Start of Selected passage

Table 2. Overall accuracy and Kappa coefficients in different years detected by satellite images. Image interpretation data were compared with ground survey data.
Year Overall accuracy (%) Kappa coefficient
2002 78 0.62
2003 73 0.68
2011 86 0.72
2014 82 0.70

2.4 Gap characteristic calculation

According to our previous study, openings in the forests were divided into small gaps, medium gaps, large gaps and vacant lands with a RD/H (the ratio of gap diameter to the mean height of gap border trees) of 0.23–0.73, 0.74–1.73, 1.74–3.23 and >3.23, respectively (Zhu et al. 2015). To obtain precise canopy tree heights, we divided the whole study area into five regions according to forest types, ages and slopes, and randomly selected 20 trees in each region to measure the tree heights (Table 3). Then we transformed the area of polygon into RD/H, and partitioned the non-forest polygons into different size classes.

Table 3. The mean tree heights of five regions divided by forest types, ages and slopes.
Forest type Age / Slope Mean tree height
Larch plantation 20 years old 18 m
Larch plantation 30 years old 21 m
Larch plantation 40 years old 23 m
Secondary forest south, southeast, east, northeast slopes 19 m
Secondary forest north, northwest, west, southwest slopes 17 m

We extracted gap fraction (proportion of study area in gaps), gap density (number of gaps per hectare) and mean gap size using Calculate Geometry tool in ArcGIS 10.2. The gap nearest neighbor index (GNNI, the ratio of average distance for nearest gaps to the expected disturbance for a random sample), representing the distribution of gaps, was calculated by Average Nearest Neighbor tool in ArcGIS 10.2 (Muscolo et al. 2014). These gap indexes were acquired from gap population for the whole region without involving random samples and repeated measures. So no statistical analyses were conducted for these indexes, following methods used by Torimaru et al. (2012) and Rugani et al. (2013).

End of Selected passage
Start of Excerpted records

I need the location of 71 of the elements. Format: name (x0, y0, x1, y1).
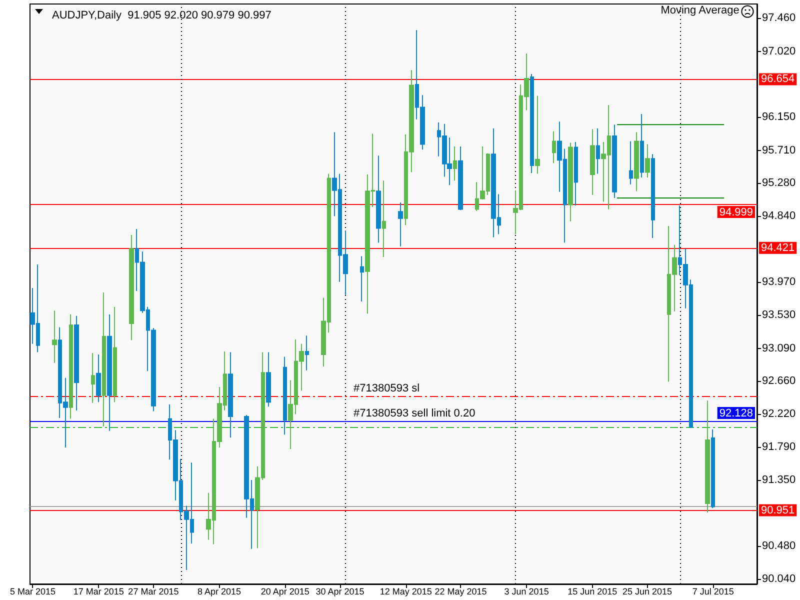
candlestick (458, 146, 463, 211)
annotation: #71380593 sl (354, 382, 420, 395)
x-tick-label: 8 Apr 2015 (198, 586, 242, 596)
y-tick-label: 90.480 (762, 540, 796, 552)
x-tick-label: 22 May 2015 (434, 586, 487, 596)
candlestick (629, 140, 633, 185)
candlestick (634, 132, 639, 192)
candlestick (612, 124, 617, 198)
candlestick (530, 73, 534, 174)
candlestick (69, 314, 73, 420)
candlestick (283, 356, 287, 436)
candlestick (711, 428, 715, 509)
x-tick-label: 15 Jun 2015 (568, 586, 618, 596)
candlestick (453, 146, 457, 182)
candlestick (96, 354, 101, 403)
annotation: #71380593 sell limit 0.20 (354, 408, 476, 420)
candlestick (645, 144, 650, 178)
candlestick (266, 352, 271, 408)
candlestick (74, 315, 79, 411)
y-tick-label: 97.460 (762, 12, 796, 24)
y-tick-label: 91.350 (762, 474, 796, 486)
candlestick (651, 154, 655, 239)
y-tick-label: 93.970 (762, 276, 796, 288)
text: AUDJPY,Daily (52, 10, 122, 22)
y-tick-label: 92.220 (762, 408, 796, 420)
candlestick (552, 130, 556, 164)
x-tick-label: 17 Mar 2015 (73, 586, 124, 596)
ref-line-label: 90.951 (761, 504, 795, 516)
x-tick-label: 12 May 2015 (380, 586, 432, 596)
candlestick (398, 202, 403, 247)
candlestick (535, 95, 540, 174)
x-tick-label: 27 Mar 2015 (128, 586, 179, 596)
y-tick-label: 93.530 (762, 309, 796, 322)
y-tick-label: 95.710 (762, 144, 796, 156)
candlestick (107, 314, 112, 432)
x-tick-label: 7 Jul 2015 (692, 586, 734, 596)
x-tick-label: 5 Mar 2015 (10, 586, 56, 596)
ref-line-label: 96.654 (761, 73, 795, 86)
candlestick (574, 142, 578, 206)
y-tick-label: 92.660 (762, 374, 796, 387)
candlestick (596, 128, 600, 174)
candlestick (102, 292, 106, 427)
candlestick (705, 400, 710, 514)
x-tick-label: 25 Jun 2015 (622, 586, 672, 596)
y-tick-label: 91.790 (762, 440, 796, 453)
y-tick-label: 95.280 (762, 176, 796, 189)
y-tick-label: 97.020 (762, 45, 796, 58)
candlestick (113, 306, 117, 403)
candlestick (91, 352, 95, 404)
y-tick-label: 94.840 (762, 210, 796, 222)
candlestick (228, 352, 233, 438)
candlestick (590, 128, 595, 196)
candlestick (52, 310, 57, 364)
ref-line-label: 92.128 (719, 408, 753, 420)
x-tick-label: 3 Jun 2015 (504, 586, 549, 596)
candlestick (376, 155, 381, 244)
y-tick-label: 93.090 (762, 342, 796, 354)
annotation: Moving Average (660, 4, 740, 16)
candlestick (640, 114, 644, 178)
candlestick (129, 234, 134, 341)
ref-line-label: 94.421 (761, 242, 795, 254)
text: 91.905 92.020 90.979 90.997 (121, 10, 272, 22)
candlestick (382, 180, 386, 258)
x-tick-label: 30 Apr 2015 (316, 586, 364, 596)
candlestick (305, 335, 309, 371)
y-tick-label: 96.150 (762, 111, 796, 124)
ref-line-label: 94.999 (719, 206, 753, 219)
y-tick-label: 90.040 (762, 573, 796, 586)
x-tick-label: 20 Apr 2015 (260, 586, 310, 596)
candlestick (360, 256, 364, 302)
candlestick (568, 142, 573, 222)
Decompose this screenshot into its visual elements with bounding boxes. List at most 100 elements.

End of Excerpted records
Start of Excerpted records

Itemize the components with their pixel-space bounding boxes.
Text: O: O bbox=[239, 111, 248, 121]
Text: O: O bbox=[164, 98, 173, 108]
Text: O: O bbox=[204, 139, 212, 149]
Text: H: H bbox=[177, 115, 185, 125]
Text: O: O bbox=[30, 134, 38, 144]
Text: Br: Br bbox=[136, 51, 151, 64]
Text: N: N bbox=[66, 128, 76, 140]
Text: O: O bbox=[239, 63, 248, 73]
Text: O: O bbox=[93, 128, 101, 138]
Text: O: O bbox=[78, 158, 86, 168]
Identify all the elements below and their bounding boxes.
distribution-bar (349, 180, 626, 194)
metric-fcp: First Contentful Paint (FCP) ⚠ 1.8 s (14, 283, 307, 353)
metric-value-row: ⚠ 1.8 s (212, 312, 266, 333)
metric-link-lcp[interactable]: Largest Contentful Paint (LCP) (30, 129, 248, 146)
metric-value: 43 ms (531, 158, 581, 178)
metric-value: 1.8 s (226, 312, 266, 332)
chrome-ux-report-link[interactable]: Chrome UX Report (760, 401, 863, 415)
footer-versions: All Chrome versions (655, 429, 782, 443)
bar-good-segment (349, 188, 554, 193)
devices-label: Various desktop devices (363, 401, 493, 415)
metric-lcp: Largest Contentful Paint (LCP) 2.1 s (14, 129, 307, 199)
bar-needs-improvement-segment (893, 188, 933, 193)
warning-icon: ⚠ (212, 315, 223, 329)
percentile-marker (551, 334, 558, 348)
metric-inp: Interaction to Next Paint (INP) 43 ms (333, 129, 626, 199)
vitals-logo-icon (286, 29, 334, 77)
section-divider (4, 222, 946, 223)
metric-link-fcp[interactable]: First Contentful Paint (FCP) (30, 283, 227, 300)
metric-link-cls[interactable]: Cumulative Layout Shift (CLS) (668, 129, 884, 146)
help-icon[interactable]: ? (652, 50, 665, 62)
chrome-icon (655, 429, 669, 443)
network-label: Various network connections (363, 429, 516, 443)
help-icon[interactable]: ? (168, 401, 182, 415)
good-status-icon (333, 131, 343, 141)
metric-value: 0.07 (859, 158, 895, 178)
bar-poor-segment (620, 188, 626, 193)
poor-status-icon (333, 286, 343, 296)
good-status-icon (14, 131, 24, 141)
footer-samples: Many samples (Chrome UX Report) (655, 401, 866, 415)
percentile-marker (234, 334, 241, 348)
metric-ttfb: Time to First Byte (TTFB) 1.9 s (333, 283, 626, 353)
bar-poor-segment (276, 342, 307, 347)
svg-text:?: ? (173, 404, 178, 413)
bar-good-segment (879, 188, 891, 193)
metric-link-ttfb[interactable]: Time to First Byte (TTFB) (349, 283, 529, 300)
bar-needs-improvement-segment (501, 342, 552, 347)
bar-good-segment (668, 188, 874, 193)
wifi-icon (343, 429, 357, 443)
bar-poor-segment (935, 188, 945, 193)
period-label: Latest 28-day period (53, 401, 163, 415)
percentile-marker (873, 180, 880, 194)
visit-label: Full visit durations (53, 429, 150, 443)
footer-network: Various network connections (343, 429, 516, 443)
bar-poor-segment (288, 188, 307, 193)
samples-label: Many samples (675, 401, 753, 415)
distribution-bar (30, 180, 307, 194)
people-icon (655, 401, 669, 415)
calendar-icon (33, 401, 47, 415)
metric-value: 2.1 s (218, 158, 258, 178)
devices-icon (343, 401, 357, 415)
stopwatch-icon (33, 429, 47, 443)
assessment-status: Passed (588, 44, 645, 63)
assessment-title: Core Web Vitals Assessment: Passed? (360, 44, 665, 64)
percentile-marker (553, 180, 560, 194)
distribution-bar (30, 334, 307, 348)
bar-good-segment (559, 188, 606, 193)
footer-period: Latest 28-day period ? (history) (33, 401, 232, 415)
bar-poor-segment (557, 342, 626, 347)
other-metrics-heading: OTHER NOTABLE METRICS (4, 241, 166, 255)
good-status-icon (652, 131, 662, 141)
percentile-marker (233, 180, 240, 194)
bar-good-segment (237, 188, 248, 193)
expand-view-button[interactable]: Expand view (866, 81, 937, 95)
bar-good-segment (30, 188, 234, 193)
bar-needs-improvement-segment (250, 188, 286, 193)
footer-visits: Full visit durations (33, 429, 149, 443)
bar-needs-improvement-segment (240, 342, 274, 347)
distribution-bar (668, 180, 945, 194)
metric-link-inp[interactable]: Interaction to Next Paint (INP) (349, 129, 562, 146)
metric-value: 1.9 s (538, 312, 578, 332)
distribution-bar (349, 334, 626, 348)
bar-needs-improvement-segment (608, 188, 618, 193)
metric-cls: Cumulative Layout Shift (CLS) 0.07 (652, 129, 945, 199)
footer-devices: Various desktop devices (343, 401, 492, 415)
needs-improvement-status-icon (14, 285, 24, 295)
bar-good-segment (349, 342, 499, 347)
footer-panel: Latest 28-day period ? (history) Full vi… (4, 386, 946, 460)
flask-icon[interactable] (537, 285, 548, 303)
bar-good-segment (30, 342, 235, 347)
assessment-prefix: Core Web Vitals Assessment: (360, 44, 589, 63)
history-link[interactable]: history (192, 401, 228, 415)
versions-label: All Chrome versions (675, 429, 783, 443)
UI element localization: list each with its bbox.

End of Excerpted records
Start of Excerpted records

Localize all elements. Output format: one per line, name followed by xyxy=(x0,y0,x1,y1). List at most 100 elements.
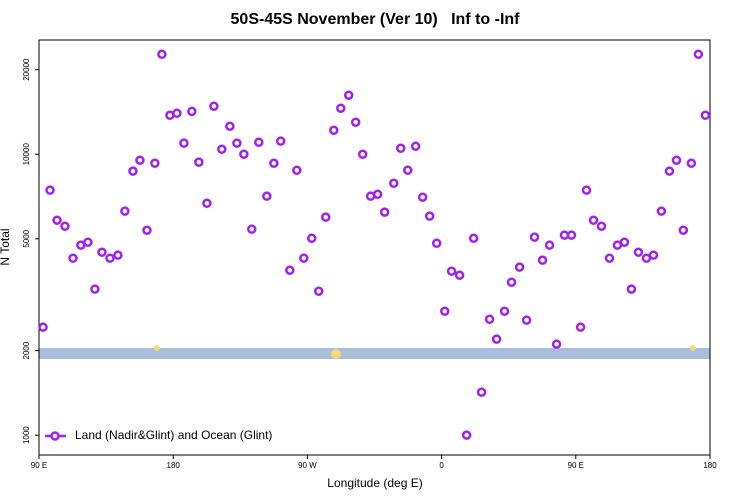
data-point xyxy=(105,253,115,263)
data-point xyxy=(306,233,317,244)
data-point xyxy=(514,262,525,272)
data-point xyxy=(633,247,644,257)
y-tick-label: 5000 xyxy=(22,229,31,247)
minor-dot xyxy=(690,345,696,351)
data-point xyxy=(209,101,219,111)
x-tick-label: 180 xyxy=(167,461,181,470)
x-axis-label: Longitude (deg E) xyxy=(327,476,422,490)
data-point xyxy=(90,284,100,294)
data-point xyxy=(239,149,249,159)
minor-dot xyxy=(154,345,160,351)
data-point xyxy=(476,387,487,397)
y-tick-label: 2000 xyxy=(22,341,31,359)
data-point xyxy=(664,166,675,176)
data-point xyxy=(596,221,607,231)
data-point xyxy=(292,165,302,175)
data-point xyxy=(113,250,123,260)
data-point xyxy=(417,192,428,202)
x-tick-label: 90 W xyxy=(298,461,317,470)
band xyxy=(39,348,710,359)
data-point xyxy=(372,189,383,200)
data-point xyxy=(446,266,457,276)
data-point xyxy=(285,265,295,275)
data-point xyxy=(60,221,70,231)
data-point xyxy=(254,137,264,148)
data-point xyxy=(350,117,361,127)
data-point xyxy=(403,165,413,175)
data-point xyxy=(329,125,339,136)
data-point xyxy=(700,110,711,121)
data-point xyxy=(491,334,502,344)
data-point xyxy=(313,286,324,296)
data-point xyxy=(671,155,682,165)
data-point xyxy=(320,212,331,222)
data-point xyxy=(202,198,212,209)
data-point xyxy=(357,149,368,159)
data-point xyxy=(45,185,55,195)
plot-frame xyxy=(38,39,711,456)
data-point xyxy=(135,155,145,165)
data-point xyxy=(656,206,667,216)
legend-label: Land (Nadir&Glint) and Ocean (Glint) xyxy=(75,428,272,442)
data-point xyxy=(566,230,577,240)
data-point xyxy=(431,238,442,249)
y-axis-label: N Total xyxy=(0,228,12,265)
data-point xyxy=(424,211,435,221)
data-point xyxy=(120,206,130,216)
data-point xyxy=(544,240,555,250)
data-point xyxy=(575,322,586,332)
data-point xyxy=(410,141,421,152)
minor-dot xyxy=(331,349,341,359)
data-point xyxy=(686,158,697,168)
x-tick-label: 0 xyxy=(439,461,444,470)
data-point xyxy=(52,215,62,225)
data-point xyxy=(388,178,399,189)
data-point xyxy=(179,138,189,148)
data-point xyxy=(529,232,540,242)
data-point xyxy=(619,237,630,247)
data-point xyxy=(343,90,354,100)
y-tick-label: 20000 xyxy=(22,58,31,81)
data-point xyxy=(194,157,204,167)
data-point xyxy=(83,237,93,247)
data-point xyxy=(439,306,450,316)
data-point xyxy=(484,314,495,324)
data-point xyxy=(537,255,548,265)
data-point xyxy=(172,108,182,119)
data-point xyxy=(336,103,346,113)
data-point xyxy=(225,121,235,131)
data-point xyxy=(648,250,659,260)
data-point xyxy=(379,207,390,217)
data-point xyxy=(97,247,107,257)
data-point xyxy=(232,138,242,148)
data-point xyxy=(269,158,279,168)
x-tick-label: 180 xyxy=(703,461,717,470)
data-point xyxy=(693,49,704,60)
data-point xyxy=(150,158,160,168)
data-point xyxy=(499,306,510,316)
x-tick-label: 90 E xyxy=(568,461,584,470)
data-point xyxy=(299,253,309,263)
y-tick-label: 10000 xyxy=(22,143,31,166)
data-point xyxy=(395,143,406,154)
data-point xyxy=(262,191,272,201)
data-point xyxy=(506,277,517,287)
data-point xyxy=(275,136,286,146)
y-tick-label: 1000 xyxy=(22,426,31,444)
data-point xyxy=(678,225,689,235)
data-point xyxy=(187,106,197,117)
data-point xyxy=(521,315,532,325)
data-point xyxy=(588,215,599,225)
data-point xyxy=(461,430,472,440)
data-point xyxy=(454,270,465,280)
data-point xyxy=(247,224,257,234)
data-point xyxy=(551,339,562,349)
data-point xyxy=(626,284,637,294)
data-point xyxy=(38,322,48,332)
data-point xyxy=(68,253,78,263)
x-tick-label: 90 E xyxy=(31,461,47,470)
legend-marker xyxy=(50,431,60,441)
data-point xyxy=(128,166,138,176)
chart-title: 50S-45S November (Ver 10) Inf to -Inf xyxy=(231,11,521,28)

End of Excerpted records

Task list —
1. Reproduce the part of the forest gap excerpt that opens with the words containing "2.4 Gap characteristic" and closes with "ages and slopes.".
2. List every category into which the forest gap excerpt divides forest openings, each with its RD/H range.

Exercise responses —
1.
2.4 Gap characteristic calculation

According to our previous study, openings in the forests were divided into small gaps, medium gaps, large gaps and vacant lands with a RD/H (the ratio of gap diameter to the mean height of gap border trees) of 0.23–0.73, 0.74–1.73, 1.74–3.23 and >3.23, respectively (Zhu et al. 2015). To obtain precise canopy tree heights, we divided the whole study area into five regions according to forest types, ages and slopes, and randomly selected 20 trees in each region to measure the tree heights (Table 3). Then we transformed the area of polygon into RD/H, and partitioned the non-forest polygons into different size classes.

Table 3. The mean tree heights of five regions divided by forest types, ages and slopes.

2.
- Small gaps: 0.23–0.73
- Medium gaps: 0.74–1.73
- Large gaps: 1.74–3.23
- Vacant lands: >3.23